■ **RECORDS FOR THE EXERCISE**
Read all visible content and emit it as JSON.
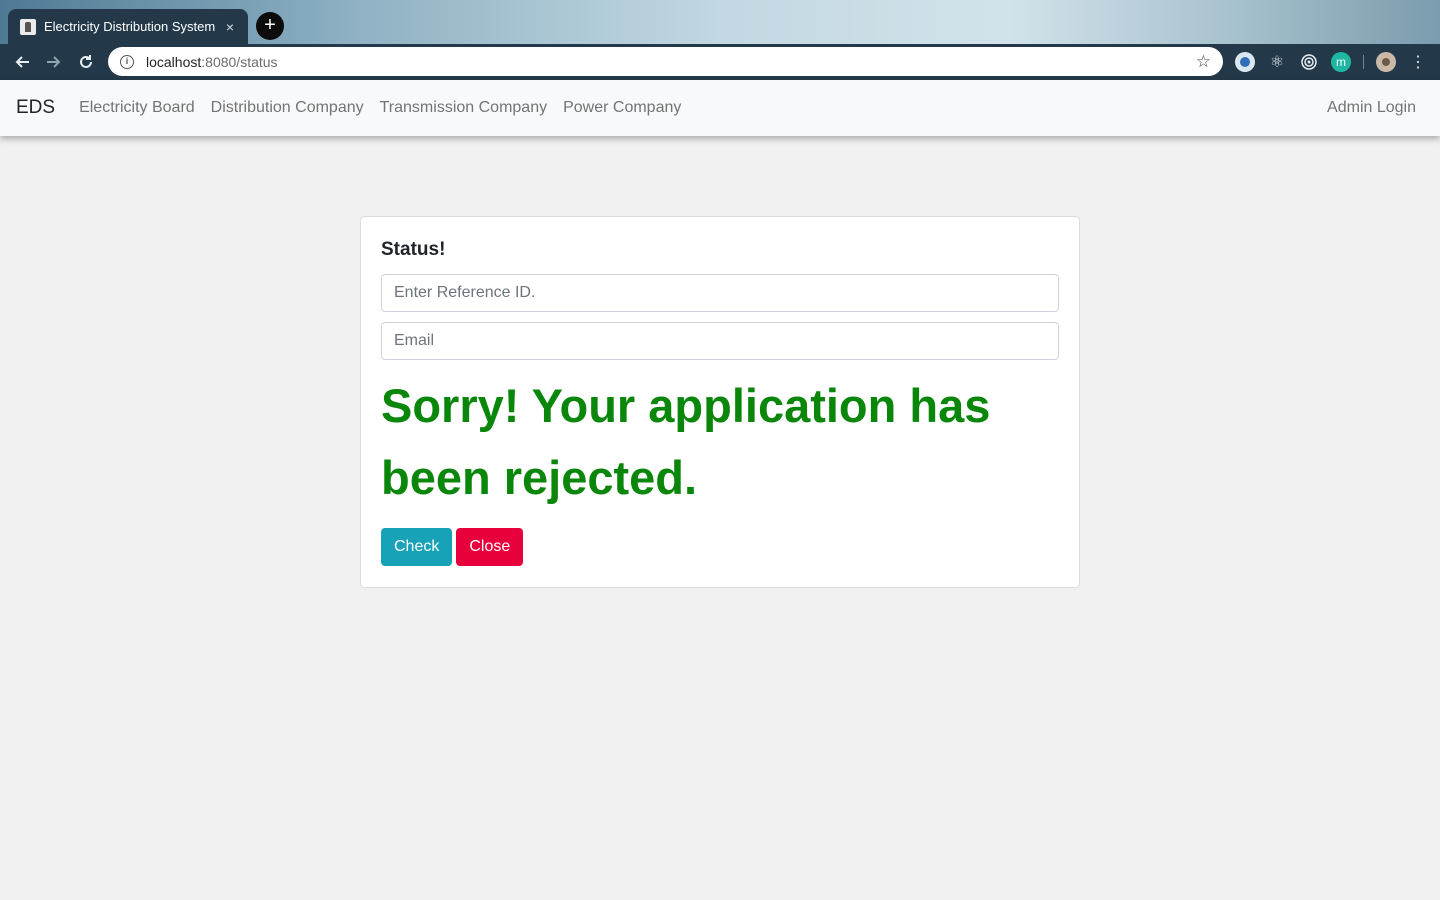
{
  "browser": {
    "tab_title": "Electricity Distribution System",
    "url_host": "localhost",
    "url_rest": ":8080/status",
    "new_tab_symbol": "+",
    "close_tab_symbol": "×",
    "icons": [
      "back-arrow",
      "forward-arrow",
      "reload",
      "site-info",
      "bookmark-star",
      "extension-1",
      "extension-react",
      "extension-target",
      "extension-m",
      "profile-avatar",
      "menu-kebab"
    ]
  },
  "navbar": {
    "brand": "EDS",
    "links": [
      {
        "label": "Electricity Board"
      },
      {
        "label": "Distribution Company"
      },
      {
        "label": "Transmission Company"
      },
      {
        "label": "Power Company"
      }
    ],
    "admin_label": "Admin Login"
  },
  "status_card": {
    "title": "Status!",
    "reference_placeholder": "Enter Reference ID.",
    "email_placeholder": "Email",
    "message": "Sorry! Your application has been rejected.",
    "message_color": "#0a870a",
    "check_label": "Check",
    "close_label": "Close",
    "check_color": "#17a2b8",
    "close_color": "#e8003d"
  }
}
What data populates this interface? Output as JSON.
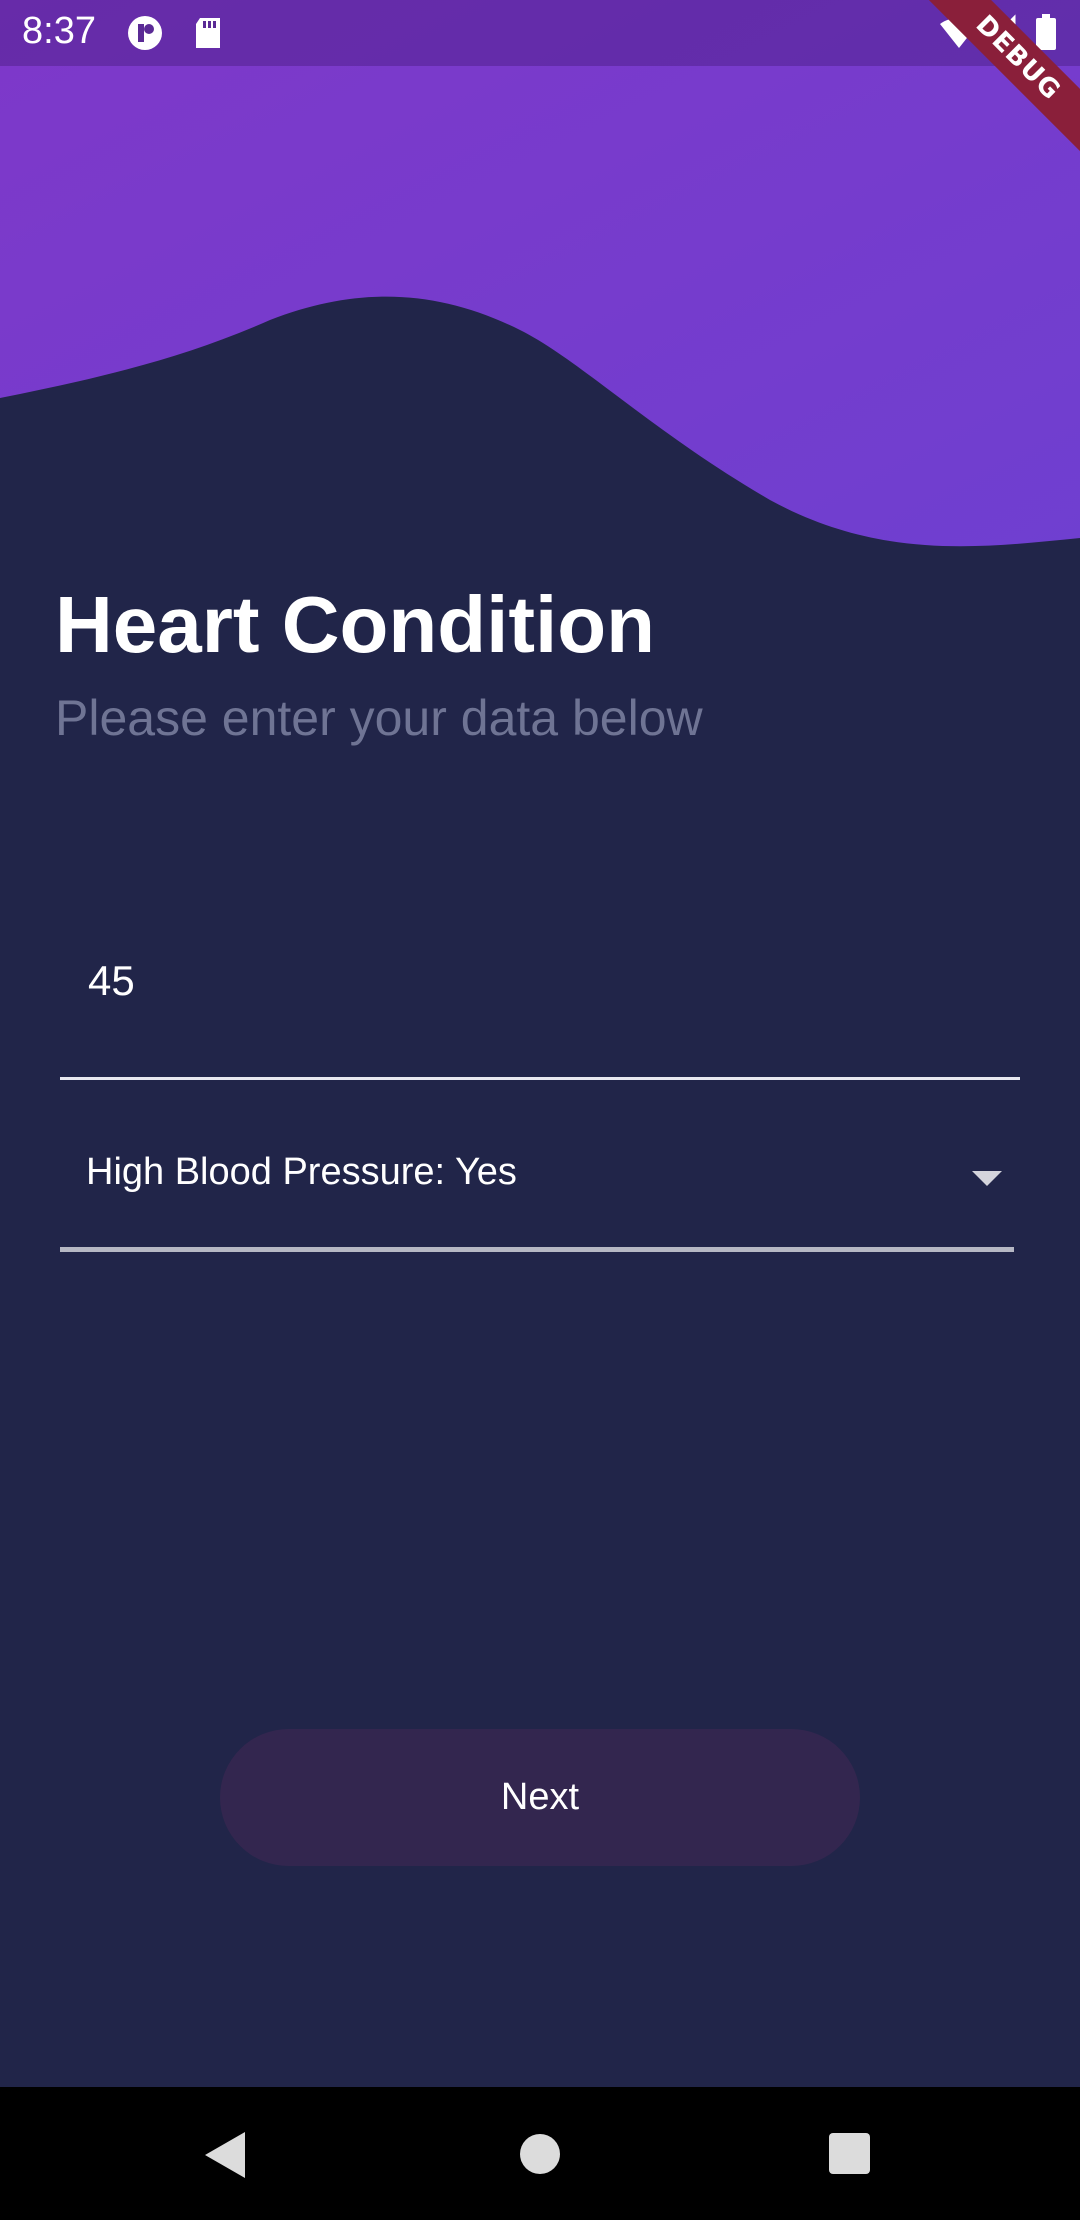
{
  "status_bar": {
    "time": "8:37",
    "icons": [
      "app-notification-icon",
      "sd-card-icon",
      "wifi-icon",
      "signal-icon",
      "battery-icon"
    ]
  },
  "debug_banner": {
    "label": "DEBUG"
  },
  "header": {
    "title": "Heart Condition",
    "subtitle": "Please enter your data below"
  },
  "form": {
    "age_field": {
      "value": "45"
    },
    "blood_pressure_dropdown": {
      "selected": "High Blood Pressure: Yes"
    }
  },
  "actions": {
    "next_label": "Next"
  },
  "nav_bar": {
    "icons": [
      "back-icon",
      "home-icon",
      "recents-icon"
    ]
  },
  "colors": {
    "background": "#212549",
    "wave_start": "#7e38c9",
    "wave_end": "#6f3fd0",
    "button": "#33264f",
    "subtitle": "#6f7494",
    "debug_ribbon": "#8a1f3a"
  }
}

■ **WHAT THE TASK ASKS**
Quote every entry exactly, with the pictures omitted.

■ **EXERCISE RESULT**
Read all visible content and emit it as JSON.
{
  "browser": {
    "tab_title": "Electricity Distribution System",
    "url_host": "localhost",
    "url_rest": ":8080/status",
    "new_tab_symbol": "+",
    "close_tab_symbol": "×",
    "icons": [
      "back-arrow",
      "forward-arrow",
      "reload",
      "site-info",
      "bookmark-star",
      "extension-1",
      "extension-react",
      "extension-target",
      "extension-m",
      "profile-avatar",
      "menu-kebab"
    ]
  },
  "navbar": {
    "brand": "EDS",
    "links": [
      {
        "label": "Electricity Board"
      },
      {
        "label": "Distribution Company"
      },
      {
        "label": "Transmission Company"
      },
      {
        "label": "Power Company"
      }
    ],
    "admin_label": "Admin Login"
  },
  "status_card": {
    "title": "Status!",
    "reference_placeholder": "Enter Reference ID.",
    "email_placeholder": "Email",
    "message": "Sorry! Your application has been rejected.",
    "message_color": "#0a870a",
    "check_label": "Check",
    "close_label": "Close",
    "check_color": "#17a2b8",
    "close_color": "#e8003d"
  }
}
What data populates this interface? Output as JSON.
{
  "status_bar": {
    "time": "8:37",
    "icons": [
      "app-notification-icon",
      "sd-card-icon",
      "wifi-icon",
      "signal-icon",
      "battery-icon"
    ]
  },
  "debug_banner": {
    "label": "DEBUG"
  },
  "header": {
    "title": "Heart Condition",
    "subtitle": "Please enter your data below"
  },
  "form": {
    "age_field": {
      "value": "45"
    },
    "blood_pressure_dropdown": {
      "selected": "High Blood Pressure: Yes"
    }
  },
  "actions": {
    "next_label": "Next"
  },
  "nav_bar": {
    "icons": [
      "back-icon",
      "home-icon",
      "recents-icon"
    ]
  },
  "colors": {
    "background": "#212549",
    "wave_start": "#7e38c9",
    "wave_end": "#6f3fd0",
    "button": "#33264f",
    "subtitle": "#6f7494",
    "debug_ribbon": "#8a1f3a"
  }
}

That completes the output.